*Task directions*: In the material below, find each line holding the string "assessment" and copy it.

*Supplied data*:
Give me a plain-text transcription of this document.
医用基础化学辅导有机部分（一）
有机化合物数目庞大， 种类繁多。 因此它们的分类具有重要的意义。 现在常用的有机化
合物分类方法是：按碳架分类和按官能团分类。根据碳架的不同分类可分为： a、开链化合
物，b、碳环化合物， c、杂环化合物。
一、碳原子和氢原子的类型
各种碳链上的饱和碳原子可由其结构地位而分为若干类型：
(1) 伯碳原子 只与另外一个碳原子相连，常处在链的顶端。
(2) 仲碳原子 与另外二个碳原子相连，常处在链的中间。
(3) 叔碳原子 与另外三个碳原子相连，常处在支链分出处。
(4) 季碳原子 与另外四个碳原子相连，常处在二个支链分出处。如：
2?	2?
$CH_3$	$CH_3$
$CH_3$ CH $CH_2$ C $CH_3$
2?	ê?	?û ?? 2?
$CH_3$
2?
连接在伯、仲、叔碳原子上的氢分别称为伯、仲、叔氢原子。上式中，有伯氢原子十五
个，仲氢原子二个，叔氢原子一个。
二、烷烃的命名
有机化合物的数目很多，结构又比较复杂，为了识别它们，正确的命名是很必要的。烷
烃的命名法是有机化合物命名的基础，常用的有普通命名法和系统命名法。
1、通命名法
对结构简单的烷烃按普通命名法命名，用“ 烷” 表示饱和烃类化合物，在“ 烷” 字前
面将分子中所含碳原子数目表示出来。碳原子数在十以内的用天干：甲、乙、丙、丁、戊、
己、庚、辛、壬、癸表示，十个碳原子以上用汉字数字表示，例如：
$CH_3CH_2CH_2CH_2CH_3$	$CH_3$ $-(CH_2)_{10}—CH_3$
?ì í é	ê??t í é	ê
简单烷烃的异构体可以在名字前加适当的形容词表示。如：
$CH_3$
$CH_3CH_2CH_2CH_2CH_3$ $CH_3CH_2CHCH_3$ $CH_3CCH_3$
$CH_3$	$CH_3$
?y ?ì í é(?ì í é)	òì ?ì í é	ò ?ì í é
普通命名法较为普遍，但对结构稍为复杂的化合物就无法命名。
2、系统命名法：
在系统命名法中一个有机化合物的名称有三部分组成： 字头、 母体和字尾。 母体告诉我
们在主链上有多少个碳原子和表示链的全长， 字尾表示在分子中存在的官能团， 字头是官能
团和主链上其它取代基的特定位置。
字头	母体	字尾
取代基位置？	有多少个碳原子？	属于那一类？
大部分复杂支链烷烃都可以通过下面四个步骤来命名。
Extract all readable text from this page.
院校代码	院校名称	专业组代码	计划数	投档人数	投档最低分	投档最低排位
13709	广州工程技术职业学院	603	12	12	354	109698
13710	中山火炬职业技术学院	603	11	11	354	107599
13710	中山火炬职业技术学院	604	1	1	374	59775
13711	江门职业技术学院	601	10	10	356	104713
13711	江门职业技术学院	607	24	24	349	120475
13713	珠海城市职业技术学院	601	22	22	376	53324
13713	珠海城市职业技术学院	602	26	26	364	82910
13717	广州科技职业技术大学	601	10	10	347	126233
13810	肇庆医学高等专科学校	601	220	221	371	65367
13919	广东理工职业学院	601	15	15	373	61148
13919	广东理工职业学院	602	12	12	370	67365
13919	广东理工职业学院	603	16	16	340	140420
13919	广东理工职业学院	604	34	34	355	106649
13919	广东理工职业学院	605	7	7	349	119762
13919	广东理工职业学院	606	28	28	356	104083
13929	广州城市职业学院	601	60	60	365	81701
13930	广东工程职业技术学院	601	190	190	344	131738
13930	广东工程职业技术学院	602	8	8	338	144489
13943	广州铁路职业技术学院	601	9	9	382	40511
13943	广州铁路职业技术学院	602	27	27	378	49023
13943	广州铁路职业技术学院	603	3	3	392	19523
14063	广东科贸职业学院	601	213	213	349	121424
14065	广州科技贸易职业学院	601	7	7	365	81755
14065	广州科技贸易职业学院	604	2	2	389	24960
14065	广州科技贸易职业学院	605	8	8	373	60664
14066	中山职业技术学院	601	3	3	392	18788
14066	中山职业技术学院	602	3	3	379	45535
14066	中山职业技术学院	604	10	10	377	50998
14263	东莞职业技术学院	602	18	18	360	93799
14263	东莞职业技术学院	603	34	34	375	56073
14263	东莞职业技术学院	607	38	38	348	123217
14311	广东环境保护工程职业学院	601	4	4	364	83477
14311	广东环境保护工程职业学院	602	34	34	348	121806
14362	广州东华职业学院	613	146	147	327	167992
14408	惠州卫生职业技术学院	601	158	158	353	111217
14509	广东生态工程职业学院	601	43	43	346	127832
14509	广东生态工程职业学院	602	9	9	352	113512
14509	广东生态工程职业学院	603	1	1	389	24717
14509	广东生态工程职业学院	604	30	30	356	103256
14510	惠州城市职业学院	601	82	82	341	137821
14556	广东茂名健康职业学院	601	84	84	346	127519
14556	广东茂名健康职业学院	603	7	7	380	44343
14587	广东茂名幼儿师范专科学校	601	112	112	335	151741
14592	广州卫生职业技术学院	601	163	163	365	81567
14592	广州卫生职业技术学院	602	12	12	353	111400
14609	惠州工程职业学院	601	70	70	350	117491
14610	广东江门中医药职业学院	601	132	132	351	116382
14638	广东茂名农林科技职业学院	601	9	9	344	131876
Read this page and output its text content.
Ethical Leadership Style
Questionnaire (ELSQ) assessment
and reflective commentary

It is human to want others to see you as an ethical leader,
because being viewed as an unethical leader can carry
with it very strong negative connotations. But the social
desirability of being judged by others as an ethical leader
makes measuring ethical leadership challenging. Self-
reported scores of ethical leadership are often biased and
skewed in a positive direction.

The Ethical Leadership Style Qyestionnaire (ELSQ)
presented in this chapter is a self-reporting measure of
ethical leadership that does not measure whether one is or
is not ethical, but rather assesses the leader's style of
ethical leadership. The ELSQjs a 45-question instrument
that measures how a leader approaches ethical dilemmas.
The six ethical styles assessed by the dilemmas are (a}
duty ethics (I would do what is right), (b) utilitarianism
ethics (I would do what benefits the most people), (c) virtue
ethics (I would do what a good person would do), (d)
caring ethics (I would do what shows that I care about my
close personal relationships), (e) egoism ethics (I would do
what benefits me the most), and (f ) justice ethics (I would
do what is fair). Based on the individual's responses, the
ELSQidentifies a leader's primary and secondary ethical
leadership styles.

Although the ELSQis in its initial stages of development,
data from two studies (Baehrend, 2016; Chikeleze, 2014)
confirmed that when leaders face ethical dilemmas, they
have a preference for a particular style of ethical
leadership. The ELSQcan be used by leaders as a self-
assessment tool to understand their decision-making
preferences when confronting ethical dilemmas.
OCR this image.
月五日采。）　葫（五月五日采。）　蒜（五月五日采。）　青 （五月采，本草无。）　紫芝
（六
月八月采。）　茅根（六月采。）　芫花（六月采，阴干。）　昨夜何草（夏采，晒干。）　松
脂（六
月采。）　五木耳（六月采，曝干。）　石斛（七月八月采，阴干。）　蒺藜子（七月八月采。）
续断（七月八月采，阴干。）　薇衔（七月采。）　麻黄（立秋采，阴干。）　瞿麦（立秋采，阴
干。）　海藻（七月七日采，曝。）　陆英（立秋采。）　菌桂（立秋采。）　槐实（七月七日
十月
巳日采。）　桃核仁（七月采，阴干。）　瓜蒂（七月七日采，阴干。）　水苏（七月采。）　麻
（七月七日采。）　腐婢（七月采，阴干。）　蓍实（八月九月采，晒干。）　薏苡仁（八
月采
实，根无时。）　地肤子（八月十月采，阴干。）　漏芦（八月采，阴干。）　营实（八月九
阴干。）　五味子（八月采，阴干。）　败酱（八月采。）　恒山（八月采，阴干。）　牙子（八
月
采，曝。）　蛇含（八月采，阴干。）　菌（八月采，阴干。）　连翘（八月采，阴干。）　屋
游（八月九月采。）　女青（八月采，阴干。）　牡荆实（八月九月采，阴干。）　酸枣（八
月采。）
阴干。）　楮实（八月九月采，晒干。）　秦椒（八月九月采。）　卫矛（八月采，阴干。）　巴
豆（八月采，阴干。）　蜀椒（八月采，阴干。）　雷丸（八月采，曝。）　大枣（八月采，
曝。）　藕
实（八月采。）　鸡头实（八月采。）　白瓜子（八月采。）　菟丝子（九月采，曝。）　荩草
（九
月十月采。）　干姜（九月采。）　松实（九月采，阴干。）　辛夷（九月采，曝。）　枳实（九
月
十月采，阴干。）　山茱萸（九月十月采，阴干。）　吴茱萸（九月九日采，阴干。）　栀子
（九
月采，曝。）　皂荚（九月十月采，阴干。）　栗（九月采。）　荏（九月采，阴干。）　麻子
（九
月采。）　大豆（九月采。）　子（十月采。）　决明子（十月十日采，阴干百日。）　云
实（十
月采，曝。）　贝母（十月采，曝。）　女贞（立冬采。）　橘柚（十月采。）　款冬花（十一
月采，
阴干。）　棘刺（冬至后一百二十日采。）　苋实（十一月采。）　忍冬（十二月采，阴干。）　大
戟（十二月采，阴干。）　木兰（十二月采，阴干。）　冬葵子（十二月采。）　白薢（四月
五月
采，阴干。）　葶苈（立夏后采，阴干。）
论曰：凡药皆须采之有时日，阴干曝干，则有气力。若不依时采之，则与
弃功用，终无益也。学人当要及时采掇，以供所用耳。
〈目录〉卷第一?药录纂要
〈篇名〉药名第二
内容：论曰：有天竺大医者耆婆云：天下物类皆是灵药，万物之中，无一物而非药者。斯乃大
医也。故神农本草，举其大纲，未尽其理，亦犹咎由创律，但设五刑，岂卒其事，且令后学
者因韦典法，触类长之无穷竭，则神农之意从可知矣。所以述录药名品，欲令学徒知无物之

*Task answer*:
Questionnaire (ELSQ) assessment
assessment tool to understand their decision-making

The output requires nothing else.